>> Begin Input records

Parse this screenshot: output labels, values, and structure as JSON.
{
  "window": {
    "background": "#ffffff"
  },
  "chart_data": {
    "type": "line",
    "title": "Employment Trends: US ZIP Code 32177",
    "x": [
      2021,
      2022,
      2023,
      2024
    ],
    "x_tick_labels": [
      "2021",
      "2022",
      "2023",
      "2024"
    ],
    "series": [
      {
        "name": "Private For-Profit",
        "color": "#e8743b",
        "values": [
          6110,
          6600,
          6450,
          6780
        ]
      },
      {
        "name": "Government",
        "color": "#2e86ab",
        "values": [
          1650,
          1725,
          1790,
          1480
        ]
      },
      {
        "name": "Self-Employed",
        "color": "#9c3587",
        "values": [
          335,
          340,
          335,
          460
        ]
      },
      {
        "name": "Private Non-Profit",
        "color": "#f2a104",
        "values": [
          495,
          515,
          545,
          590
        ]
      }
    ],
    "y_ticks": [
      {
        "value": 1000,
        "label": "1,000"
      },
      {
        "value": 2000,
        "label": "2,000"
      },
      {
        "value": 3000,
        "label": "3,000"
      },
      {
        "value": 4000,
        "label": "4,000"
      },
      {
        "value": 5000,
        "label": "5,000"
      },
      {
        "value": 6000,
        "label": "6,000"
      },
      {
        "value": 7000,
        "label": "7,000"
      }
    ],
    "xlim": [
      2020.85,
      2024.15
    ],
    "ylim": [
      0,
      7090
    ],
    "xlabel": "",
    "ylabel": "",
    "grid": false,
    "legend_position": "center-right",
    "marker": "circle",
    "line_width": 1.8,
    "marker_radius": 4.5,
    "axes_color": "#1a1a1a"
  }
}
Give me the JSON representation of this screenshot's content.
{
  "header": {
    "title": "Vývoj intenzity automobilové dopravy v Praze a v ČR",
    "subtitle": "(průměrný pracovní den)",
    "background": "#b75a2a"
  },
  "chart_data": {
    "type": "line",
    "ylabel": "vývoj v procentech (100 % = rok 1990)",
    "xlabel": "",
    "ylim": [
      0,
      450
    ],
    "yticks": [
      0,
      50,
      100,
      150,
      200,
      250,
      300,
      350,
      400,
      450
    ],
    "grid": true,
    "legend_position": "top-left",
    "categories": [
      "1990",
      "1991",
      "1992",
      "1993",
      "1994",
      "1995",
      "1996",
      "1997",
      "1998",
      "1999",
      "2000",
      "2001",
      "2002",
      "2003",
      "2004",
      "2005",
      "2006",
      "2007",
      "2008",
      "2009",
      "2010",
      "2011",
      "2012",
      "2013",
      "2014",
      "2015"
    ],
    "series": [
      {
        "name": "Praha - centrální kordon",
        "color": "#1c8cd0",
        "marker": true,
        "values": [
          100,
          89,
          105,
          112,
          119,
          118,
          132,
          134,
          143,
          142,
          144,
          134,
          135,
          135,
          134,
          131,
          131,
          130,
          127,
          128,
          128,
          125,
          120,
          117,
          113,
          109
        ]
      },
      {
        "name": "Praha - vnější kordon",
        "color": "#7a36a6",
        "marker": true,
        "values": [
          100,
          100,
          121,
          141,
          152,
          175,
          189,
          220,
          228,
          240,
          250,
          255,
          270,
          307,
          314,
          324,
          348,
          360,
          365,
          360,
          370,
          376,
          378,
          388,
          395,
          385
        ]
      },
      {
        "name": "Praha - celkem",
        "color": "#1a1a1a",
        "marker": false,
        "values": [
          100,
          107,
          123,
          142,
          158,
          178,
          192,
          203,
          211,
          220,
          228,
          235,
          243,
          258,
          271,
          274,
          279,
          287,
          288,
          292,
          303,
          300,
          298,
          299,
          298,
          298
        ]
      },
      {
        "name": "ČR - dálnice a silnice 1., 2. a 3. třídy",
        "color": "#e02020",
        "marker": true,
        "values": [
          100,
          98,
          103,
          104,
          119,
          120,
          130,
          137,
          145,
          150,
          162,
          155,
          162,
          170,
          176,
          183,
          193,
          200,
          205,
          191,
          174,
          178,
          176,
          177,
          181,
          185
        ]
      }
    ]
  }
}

>> End Input records

▶ [Written exercise]: Output all of the data above without any alteration.

▶ [Response]:
Parse this screenshot: output labels, values, and structure as JSON.
{
  "window": {
    "background": "#ffffff"
  },
  "chart_data": {
    "type": "line",
    "title": "Employment Trends: US ZIP Code 32177",
    "x": [
      2021,
      2022,
      2023,
      2024
    ],
    "x_tick_labels": [
      "2021",
      "2022",
      "2023",
      "2024"
    ],
    "series": [
      {
        "name": "Private For-Profit",
        "color": "#e8743b",
        "values": [
          6110,
          6600,
          6450,
          6780
        ]
      },
      {
        "name": "Government",
        "color": "#2e86ab",
        "values": [
          1650,
          1725,
          1790,
          1480
        ]
      },
      {
        "name": "Self-Employed",
        "color": "#9c3587",
        "values": [
          335,
          340,
          335,
          460
        ]
      },
      {
        "name": "Private Non-Profit",
        "color": "#f2a104",
        "values": [
          495,
          515,
          545,
          590
        ]
      }
    ],
    "y_ticks": [
      {
        "value": 1000,
        "label": "1,000"
      },
      {
        "value": 2000,
        "label": "2,000"
      },
      {
        "value": 3000,
        "label": "3,000"
      },
      {
        "value": 4000,
        "label": "4,000"
      },
      {
        "value": 5000,
        "label": "5,000"
      },
      {
        "value": 6000,
        "label": "6,000"
      },
      {
        "value": 7000,
        "label": "7,000"
      }
    ],
    "xlim": [
      2020.85,
      2024.15
    ],
    "ylim": [
      0,
      7090
    ],
    "xlabel": "",
    "ylabel": "",
    "grid": false,
    "legend_position": "center-right",
    "marker": "circle",
    "line_width": 1.8,
    "marker_radius": 4.5,
    "axes_color": "#1a1a1a"
  }
}
Give me the JSON representation of this screenshot's content.
{
  "header": {
    "title": "Vývoj intenzity automobilové dopravy v Praze a v ČR",
    "subtitle": "(průměrný pracovní den)",
    "background": "#b75a2a"
  },
  "chart_data": {
    "type": "line",
    "ylabel": "vývoj v procentech (100 % = rok 1990)",
    "xlabel": "",
    "ylim": [
      0,
      450
    ],
    "yticks": [
      0,
      50,
      100,
      150,
      200,
      250,
      300,
      350,
      400,
      450
    ],
    "grid": true,
    "legend_position": "top-left",
    "categories": [
      "1990",
      "1991",
      "1992",
      "1993",
      "1994",
      "1995",
      "1996",
      "1997",
      "1998",
      "1999",
      "2000",
      "2001",
      "2002",
      "2003",
      "2004",
      "2005",
      "2006",
      "2007",
      "2008",
      "2009",
      "2010",
      "2011",
      "2012",
      "2013",
      "2014",
      "2015"
    ],
    "series": [
      {
        "name": "Praha - centrální kordon",
        "color": "#1c8cd0",
        "marker": true,
        "values": [
          100,
          89,
          105,
          112,
          119,
          118,
          132,
          134,
          143,
          142,
          144,
          134,
          135,
          135,
          134,
          131,
          131,
          130,
          127,
          128,
          128,
          125,
          120,
          117,
          113,
          109
        ]
      },
      {
        "name": "Praha - vnější kordon",
        "color": "#7a36a6",
        "marker": true,
        "values": [
          100,
          100,
          121,
          141,
          152,
          175,
          189,
          220,
          228,
          240,
          250,
          255,
          270,
          307,
          314,
          324,
          348,
          360,
          365,
          360,
          370,
          376,
          378,
          388,
          395,
          385
        ]
      },
      {
        "name": "Praha - celkem",
        "color": "#1a1a1a",
        "marker": false,
        "values": [
          100,
          107,
          123,
          142,
          158,
          178,
          192,
          203,
          211,
          220,
          228,
          235,
          243,
          258,
          271,
          274,
          279,
          287,
          288,
          292,
          303,
          300,
          298,
          299,
          298,
          298
        ]
      },
      {
        "name": "ČR - dálnice a silnice 1., 2. a 3. třídy",
        "color": "#e02020",
        "marker": true,
        "values": [
          100,
          98,
          103,
          104,
          119,
          120,
          130,
          137,
          145,
          150,
          162,
          155,
          162,
          170,
          176,
          183,
          193,
          200,
          205,
          191,
          174,
          178,
          176,
          177,
          181,
          185
        ]
      }
    ]
  }
}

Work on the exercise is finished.